• **Your goal**
Word for word, transcribe every line below.

┌─ Extracted data

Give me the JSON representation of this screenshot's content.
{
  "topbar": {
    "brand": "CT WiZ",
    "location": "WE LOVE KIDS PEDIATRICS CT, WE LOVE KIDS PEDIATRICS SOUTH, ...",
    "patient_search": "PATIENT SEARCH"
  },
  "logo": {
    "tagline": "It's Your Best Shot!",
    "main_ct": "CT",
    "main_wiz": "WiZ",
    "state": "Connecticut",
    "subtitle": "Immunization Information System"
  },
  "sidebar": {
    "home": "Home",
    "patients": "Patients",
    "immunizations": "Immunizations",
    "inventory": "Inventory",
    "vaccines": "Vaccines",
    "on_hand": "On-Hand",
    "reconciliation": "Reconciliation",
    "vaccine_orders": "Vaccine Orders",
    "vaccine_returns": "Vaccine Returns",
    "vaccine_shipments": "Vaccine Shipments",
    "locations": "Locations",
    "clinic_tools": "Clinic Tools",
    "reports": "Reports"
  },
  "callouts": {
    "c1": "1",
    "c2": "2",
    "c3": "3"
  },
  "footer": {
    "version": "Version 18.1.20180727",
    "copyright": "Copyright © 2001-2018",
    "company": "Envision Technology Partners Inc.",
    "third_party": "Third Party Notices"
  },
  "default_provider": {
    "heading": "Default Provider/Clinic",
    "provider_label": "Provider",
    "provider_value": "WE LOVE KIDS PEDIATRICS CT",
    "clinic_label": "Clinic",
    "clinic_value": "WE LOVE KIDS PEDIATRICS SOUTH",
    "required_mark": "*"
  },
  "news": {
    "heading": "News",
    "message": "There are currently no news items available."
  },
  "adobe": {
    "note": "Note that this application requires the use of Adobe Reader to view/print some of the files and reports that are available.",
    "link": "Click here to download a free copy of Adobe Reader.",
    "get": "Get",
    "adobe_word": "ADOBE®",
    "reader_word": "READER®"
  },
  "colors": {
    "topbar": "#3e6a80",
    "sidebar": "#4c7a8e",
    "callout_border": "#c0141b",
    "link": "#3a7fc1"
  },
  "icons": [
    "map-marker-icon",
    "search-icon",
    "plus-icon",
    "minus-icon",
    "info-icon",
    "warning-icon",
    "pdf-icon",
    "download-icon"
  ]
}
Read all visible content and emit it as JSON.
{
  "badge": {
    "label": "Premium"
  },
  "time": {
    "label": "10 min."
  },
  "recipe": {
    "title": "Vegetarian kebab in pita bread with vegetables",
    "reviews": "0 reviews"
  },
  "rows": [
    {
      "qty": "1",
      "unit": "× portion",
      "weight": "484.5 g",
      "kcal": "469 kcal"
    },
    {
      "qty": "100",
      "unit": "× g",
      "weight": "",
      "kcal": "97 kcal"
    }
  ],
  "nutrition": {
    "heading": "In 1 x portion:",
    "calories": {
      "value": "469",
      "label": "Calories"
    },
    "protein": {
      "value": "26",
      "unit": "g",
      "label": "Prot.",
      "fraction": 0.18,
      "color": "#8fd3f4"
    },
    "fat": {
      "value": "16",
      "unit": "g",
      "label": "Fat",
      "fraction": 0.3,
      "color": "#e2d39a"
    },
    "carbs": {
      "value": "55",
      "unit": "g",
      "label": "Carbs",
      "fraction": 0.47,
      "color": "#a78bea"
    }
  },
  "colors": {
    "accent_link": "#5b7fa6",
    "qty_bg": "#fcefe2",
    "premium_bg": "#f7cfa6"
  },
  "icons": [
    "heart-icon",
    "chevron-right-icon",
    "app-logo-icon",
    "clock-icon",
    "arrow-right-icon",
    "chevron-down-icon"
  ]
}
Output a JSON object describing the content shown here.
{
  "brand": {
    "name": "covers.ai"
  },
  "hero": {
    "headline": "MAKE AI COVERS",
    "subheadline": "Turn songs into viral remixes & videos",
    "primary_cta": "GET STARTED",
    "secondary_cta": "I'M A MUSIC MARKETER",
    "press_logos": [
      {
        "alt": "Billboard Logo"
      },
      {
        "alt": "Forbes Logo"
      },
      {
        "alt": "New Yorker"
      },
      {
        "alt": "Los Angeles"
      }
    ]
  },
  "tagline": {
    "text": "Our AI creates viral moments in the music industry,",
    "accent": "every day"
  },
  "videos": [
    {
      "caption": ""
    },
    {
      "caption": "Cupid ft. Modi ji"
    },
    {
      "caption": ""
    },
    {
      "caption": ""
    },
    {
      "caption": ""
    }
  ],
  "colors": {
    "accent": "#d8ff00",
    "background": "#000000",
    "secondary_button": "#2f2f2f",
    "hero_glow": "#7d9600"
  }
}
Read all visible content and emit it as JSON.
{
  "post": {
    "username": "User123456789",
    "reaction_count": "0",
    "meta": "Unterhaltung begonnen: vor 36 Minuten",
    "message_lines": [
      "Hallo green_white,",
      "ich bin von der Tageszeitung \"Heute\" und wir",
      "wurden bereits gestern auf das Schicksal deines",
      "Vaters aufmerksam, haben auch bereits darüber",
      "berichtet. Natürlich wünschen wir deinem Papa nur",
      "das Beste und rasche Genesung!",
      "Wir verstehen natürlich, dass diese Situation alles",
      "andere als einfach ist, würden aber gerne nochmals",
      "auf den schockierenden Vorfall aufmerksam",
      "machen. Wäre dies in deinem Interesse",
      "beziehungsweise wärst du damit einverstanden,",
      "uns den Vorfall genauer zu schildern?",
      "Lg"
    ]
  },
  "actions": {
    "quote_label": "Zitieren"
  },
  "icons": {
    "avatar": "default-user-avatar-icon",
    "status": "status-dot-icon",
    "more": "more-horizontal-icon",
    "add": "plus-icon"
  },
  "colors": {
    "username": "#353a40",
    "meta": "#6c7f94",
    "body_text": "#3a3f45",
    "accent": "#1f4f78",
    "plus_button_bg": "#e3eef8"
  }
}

└─

• **Answer to this task**
Give me the JSON representation of this screenshot's content.
{
  "topbar": {
    "brand": "CT WiZ",
    "location": "WE LOVE KIDS PEDIATRICS CT, WE LOVE KIDS PEDIATRICS SOUTH, ...",
    "patient_search": "PATIENT SEARCH"
  },
  "logo": {
    "tagline": "It's Your Best Shot!",
    "main_ct": "CT",
    "main_wiz": "WiZ",
    "state": "Connecticut",
    "subtitle": "Immunization Information System"
  },
  "sidebar": {
    "home": "Home",
    "patients": "Patients",
    "immunizations": "Immunizations",
    "inventory": "Inventory",
    "vaccines": "Vaccines",
    "on_hand": "On-Hand",
    "reconciliation": "Reconciliation",
    "vaccine_orders": "Vaccine Orders",
    "vaccine_returns": "Vaccine Returns",
    "vaccine_shipments": "Vaccine Shipments",
    "locations": "Locations",
    "clinic_tools": "Clinic Tools",
    "reports": "Reports"
  },
  "callouts": {
    "c1": "1",
    "c2": "2",
    "c3": "3"
  },
  "footer": {
    "version": "Version 18.1.20180727",
    "copyright": "Copyright © 2001-2018",
    "company": "Envision Technology Partners Inc.",
    "third_party": "Third Party Notices"
  },
  "default_provider": {
    "heading": "Default Provider/Clinic",
    "provider_label": "Provider",
    "provider_value": "WE LOVE KIDS PEDIATRICS CT",
    "clinic_label": "Clinic",
    "clinic_value": "WE LOVE KIDS PEDIATRICS SOUTH",
    "required_mark": "*"
  },
  "news": {
    "heading": "News",
    "message": "There are currently no news items available."
  },
  "adobe": {
    "note": "Note that this application requires the use of Adobe Reader to view/print some of the files and reports that are available.",
    "link": "Click here to download a free copy of Adobe Reader.",
    "get": "Get",
    "adobe_word": "ADOBE®",
    "reader_word": "READER®"
  },
  "colors": {
    "topbar": "#3e6a80",
    "sidebar": "#4c7a8e",
    "callout_border": "#c0141b",
    "link": "#3a7fc1"
  },
  "icons": [
    "map-marker-icon",
    "search-icon",
    "plus-icon",
    "minus-icon",
    "info-icon",
    "warning-icon",
    "pdf-icon",
    "download-icon"
  ]
}
Read all visible content and emit it as JSON.
{
  "badge": {
    "label": "Premium"
  },
  "time": {
    "label": "10 min."
  },
  "recipe": {
    "title": "Vegetarian kebab in pita bread with vegetables",
    "reviews": "0 reviews"
  },
  "rows": [
    {
      "qty": "1",
      "unit": "× portion",
      "weight": "484.5 g",
      "kcal": "469 kcal"
    },
    {
      "qty": "100",
      "unit": "× g",
      "weight": "",
      "kcal": "97 kcal"
    }
  ],
  "nutrition": {
    "heading": "In 1 x portion:",
    "calories": {
      "value": "469",
      "label": "Calories"
    },
    "protein": {
      "value": "26",
      "unit": "g",
      "label": "Prot.",
      "fraction": 0.18,
      "color": "#8fd3f4"
    },
    "fat": {
      "value": "16",
      "unit": "g",
      "label": "Fat",
      "fraction": 0.3,
      "color": "#e2d39a"
    },
    "carbs": {
      "value": "55",
      "unit": "g",
      "label": "Carbs",
      "fraction": 0.47,
      "color": "#a78bea"
    }
  },
  "colors": {
    "accent_link": "#5b7fa6",
    "qty_bg": "#fcefe2",
    "premium_bg": "#f7cfa6"
  },
  "icons": [
    "heart-icon",
    "chevron-right-icon",
    "app-logo-icon",
    "clock-icon",
    "arrow-right-icon",
    "chevron-down-icon"
  ]
}
Output a JSON object describing the content shown here.
{
  "brand": {
    "name": "covers.ai"
  },
  "hero": {
    "headline": "MAKE AI COVERS",
    "subheadline": "Turn songs into viral remixes & videos",
    "primary_cta": "GET STARTED",
    "secondary_cta": "I'M A MUSIC MARKETER",
    "press_logos": [
      {
        "alt": "Billboard Logo"
      },
      {
        "alt": "Forbes Logo"
      },
      {
        "alt": "New Yorker"
      },
      {
        "alt": "Los Angeles"
      }
    ]
  },
  "tagline": {
    "text": "Our AI creates viral moments in the music industry,",
    "accent": "every day"
  },
  "videos": [
    {
      "caption": ""
    },
    {
      "caption": "Cupid ft. Modi ji"
    },
    {
      "caption": ""
    },
    {
      "caption": ""
    },
    {
      "caption": ""
    }
  ],
  "colors": {
    "accent": "#d8ff00",
    "background": "#000000",
    "secondary_button": "#2f2f2f",
    "hero_glow": "#7d9600"
  }
}
Read all visible content and emit it as JSON.
{
  "post": {
    "username": "User123456789",
    "reaction_count": "0",
    "meta": "Unterhaltung begonnen: vor 36 Minuten",
    "message_lines": [
      "Hallo green_white,",
      "ich bin von der Tageszeitung \"Heute\" und wir",
      "wurden bereits gestern auf das Schicksal deines",
      "Vaters aufmerksam, haben auch bereits darüber",
      "berichtet. Natürlich wünschen wir deinem Papa nur",
      "das Beste und rasche Genesung!",
      "Wir verstehen natürlich, dass diese Situation alles",
      "andere als einfach ist, würden aber gerne nochmals",
      "auf den schockierenden Vorfall aufmerksam",
      "machen. Wäre dies in deinem Interesse",
      "beziehungsweise wärst du damit einverstanden,",
      "uns den Vorfall genauer zu schildern?",
      "Lg"
    ]
  },
  "actions": {
    "quote_label": "Zitieren"
  },
  "icons": {
    "avatar": "default-user-avatar-icon",
    "status": "status-dot-icon",
    "more": "more-horizontal-icon",
    "add": "plus-icon"
  },
  "colors": {
    "username": "#353a40",
    "meta": "#6c7f94",
    "body_text": "#3a3f45",
    "accent": "#1f4f78",
    "plus_button_bg": "#e3eef8"
  }
}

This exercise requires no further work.